DATA EXTRACT -
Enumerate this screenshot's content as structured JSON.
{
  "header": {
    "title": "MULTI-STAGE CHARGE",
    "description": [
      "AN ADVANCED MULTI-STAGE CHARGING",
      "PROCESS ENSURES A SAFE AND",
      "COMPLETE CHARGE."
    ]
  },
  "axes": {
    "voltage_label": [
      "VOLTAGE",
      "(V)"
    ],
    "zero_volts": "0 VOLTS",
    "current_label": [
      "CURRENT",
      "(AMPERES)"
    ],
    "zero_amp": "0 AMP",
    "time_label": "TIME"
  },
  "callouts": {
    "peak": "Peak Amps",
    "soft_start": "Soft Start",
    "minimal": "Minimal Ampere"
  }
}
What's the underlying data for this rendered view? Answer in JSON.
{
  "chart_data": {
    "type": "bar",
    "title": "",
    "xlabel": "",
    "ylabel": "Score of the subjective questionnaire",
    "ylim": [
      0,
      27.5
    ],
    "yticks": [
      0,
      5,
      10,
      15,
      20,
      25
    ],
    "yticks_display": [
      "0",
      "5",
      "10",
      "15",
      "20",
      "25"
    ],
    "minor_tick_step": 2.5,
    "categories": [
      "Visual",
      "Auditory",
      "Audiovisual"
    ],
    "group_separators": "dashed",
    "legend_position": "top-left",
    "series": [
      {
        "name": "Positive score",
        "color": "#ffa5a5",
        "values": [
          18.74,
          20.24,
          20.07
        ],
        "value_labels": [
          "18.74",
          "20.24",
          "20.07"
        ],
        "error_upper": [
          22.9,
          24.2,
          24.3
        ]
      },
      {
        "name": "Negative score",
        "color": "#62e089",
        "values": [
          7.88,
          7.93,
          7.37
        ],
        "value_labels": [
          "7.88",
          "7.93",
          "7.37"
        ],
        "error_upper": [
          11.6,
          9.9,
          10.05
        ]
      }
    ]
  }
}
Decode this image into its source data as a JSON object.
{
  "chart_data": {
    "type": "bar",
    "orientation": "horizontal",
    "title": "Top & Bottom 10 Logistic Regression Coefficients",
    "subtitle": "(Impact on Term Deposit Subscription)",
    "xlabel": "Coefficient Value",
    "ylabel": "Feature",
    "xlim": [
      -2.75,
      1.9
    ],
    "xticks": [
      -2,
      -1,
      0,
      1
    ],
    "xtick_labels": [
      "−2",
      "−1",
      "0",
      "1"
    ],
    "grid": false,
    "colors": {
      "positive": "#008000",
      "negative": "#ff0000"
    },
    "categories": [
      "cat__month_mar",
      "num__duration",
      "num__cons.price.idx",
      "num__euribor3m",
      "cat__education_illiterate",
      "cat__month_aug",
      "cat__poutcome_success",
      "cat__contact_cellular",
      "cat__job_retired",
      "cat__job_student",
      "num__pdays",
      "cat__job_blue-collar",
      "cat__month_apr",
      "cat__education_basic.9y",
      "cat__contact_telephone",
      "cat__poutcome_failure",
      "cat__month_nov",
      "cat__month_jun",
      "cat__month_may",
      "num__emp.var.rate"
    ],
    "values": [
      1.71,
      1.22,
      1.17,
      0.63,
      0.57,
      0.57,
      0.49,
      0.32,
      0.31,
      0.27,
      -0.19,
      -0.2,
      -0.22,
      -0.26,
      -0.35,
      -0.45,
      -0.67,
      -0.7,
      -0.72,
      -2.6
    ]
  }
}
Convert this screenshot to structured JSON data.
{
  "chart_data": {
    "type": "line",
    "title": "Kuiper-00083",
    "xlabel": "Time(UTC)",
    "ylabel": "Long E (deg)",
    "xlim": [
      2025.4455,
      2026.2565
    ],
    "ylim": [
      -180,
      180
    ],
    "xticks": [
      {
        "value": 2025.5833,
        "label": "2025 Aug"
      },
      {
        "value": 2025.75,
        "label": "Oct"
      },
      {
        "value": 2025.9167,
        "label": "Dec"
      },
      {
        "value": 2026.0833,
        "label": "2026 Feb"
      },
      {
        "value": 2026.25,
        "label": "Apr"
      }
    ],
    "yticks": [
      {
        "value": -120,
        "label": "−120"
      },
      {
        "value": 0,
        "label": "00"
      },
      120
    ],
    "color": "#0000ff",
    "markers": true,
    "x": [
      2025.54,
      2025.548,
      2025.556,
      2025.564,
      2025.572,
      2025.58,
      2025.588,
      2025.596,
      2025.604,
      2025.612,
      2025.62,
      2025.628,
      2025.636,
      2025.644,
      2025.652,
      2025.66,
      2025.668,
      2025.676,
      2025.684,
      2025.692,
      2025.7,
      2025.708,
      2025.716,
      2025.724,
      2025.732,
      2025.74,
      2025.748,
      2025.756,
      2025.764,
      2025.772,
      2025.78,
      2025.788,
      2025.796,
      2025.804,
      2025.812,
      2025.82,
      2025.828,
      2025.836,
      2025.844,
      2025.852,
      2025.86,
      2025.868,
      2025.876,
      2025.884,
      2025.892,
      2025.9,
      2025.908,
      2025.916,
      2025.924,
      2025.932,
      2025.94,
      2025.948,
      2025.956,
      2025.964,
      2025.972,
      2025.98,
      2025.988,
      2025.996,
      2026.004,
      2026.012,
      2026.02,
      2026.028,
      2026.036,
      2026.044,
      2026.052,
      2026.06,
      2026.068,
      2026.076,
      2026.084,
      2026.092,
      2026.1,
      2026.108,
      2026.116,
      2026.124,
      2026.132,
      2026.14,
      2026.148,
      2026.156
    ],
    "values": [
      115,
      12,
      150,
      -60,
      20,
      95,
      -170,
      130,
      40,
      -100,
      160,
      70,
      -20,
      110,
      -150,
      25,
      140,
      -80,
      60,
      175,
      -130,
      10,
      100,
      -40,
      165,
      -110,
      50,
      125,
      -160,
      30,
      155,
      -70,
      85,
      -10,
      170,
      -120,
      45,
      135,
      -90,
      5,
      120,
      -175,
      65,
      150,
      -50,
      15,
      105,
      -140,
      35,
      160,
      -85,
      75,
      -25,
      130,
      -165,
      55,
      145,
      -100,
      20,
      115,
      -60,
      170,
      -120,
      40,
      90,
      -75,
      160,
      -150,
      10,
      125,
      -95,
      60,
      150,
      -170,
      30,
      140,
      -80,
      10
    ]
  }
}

WORK TO COMPLETE -
Give every line of the material again, exactly as it reads.

WRITTEN REPLY -
Enumerate this screenshot's content as structured JSON.
{
  "header": {
    "title": "MULTI-STAGE CHARGE",
    "description": [
      "AN ADVANCED MULTI-STAGE CHARGING",
      "PROCESS ENSURES A SAFE AND",
      "COMPLETE CHARGE."
    ]
  },
  "axes": {
    "voltage_label": [
      "VOLTAGE",
      "(V)"
    ],
    "zero_volts": "0 VOLTS",
    "current_label": [
      "CURRENT",
      "(AMPERES)"
    ],
    "zero_amp": "0 AMP",
    "time_label": "TIME"
  },
  "callouts": {
    "peak": "Peak Amps",
    "soft_start": "Soft Start",
    "minimal": "Minimal Ampere"
  }
}
What's the underlying data for this rendered view? Answer in JSON.
{
  "chart_data": {
    "type": "bar",
    "title": "",
    "xlabel": "",
    "ylabel": "Score of the subjective questionnaire",
    "ylim": [
      0,
      27.5
    ],
    "yticks": [
      0,
      5,
      10,
      15,
      20,
      25
    ],
    "yticks_display": [
      "0",
      "5",
      "10",
      "15",
      "20",
      "25"
    ],
    "minor_tick_step": 2.5,
    "categories": [
      "Visual",
      "Auditory",
      "Audiovisual"
    ],
    "group_separators": "dashed",
    "legend_position": "top-left",
    "series": [
      {
        "name": "Positive score",
        "color": "#ffa5a5",
        "values": [
          18.74,
          20.24,
          20.07
        ],
        "value_labels": [
          "18.74",
          "20.24",
          "20.07"
        ],
        "error_upper": [
          22.9,
          24.2,
          24.3
        ]
      },
      {
        "name": "Negative score",
        "color": "#62e089",
        "values": [
          7.88,
          7.93,
          7.37
        ],
        "value_labels": [
          "7.88",
          "7.93",
          "7.37"
        ],
        "error_upper": [
          11.6,
          9.9,
          10.05
        ]
      }
    ]
  }
}
Decode this image into its source data as a JSON object.
{
  "chart_data": {
    "type": "bar",
    "orientation": "horizontal",
    "title": "Top & Bottom 10 Logistic Regression Coefficients",
    "subtitle": "(Impact on Term Deposit Subscription)",
    "xlabel": "Coefficient Value",
    "ylabel": "Feature",
    "xlim": [
      -2.75,
      1.9
    ],
    "xticks": [
      -2,
      -1,
      0,
      1
    ],
    "xtick_labels": [
      "−2",
      "−1",
      "0",
      "1"
    ],
    "grid": false,
    "colors": {
      "positive": "#008000",
      "negative": "#ff0000"
    },
    "categories": [
      "cat__month_mar",
      "num__duration",
      "num__cons.price.idx",
      "num__euribor3m",
      "cat__education_illiterate",
      "cat__month_aug",
      "cat__poutcome_success",
      "cat__contact_cellular",
      "cat__job_retired",
      "cat__job_student",
      "num__pdays",
      "cat__job_blue-collar",
      "cat__month_apr",
      "cat__education_basic.9y",
      "cat__contact_telephone",
      "cat__poutcome_failure",
      "cat__month_nov",
      "cat__month_jun",
      "cat__month_may",
      "num__emp.var.rate"
    ],
    "values": [
      1.71,
      1.22,
      1.17,
      0.63,
      0.57,
      0.57,
      0.49,
      0.32,
      0.31,
      0.27,
      -0.19,
      -0.2,
      -0.22,
      -0.26,
      -0.35,
      -0.45,
      -0.67,
      -0.7,
      -0.72,
      -2.6
    ]
  }
}
Convert this screenshot to structured JSON data.
{
  "chart_data": {
    "type": "line",
    "title": "Kuiper-00083",
    "xlabel": "Time(UTC)",
    "ylabel": "Long E (deg)",
    "xlim": [
      2025.4455,
      2026.2565
    ],
    "ylim": [
      -180,
      180
    ],
    "xticks": [
      {
        "value": 2025.5833,
        "label": "2025 Aug"
      },
      {
        "value": 2025.75,
        "label": "Oct"
      },
      {
        "value": 2025.9167,
        "label": "Dec"
      },
      {
        "value": 2026.0833,
        "label": "2026 Feb"
      },
      {
        "value": 2026.25,
        "label": "Apr"
      }
    ],
    "yticks": [
      {
        "value": -120,
        "label": "−120"
      },
      {
        "value": 0,
        "label": "00"
      },
      120
    ],
    "color": "#0000ff",
    "markers": true,
    "x": [
      2025.54,
      2025.548,
      2025.556,
      2025.564,
      2025.572,
      2025.58,
      2025.588,
      2025.596,
      2025.604,
      2025.612,
      2025.62,
      2025.628,
      2025.636,
      2025.644,
      2025.652,
      2025.66,
      2025.668,
      2025.676,
      2025.684,
      2025.692,
      2025.7,
      2025.708,
      2025.716,
      2025.724,
      2025.732,
      2025.74,
      2025.748,
      2025.756,
      2025.764,
      2025.772,
      2025.78,
      2025.788,
      2025.796,
      2025.804,
      2025.812,
      2025.82,
      2025.828,
      2025.836,
      2025.844,
      2025.852,
      2025.86,
      2025.868,
      2025.876,
      2025.884,
      2025.892,
      2025.9,
      2025.908,
      2025.916,
      2025.924,
      2025.932,
      2025.94,
      2025.948,
      2025.956,
      2025.964,
      2025.972,
      2025.98,
      2025.988,
      2025.996,
      2026.004,
      2026.012,
      2026.02,
      2026.028,
      2026.036,
      2026.044,
      2026.052,
      2026.06,
      2026.068,
      2026.076,
      2026.084,
      2026.092,
      2026.1,
      2026.108,
      2026.116,
      2026.124,
      2026.132,
      2026.14,
      2026.148,
      2026.156
    ],
    "values": [
      115,
      12,
      150,
      -60,
      20,
      95,
      -170,
      130,
      40,
      -100,
      160,
      70,
      -20,
      110,
      -150,
      25,
      140,
      -80,
      60,
      175,
      -130,
      10,
      100,
      -40,
      165,
      -110,
      50,
      125,
      -160,
      30,
      155,
      -70,
      85,
      -10,
      170,
      -120,
      45,
      135,
      -90,
      5,
      120,
      -175,
      65,
      150,
      -50,
      15,
      105,
      -140,
      35,
      160,
      -85,
      75,
      -25,
      130,
      -165,
      55,
      145,
      -100,
      20,
      115,
      -60,
      170,
      -120,
      40,
      90,
      -75,
      160,
      -150,
      10,
      125,
      -95,
      60,
      150,
      -170,
      30,
      140,
      -80,
      10
    ]
  }
}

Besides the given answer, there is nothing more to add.